What to work on
All lines in the entries below that hold "article" make up the answer.

Start of Dataset extract

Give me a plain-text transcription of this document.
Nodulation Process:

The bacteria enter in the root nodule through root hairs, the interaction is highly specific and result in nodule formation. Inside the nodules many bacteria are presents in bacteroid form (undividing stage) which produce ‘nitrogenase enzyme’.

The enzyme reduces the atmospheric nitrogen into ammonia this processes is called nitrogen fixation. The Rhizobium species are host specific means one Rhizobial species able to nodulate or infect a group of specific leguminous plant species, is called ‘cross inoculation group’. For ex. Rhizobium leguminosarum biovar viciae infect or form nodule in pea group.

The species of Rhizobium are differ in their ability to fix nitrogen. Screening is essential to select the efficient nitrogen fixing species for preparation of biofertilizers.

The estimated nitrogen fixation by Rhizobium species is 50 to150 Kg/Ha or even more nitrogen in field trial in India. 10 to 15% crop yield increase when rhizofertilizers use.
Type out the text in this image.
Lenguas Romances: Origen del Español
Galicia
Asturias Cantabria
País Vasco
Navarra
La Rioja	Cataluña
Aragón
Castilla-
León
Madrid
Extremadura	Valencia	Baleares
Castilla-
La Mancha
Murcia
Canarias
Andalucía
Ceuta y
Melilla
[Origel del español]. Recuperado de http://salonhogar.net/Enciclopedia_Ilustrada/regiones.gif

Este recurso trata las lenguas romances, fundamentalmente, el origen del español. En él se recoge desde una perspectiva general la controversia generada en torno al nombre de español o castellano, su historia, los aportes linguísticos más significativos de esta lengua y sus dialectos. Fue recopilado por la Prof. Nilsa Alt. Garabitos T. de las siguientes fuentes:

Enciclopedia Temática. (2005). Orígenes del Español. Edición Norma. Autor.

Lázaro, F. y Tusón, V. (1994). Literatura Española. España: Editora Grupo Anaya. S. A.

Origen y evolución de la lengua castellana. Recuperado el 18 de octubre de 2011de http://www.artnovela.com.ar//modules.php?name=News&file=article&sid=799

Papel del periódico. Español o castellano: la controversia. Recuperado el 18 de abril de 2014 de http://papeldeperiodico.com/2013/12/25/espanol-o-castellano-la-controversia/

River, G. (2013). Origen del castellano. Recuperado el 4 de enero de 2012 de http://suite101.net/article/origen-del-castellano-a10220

End of Dataset extract

Answer to this task
Origen y evolución de la lengua castellana. Recuperado el 18 de octubre de 2011de http://www.artnovela.com.ar//modules.php?name=News&file=article&sid=799
River, G. (2013). Origen del castellano. Recuperado el 4 de enero de 2012 de http://suite101.net/article/origen-del-castellano-a10220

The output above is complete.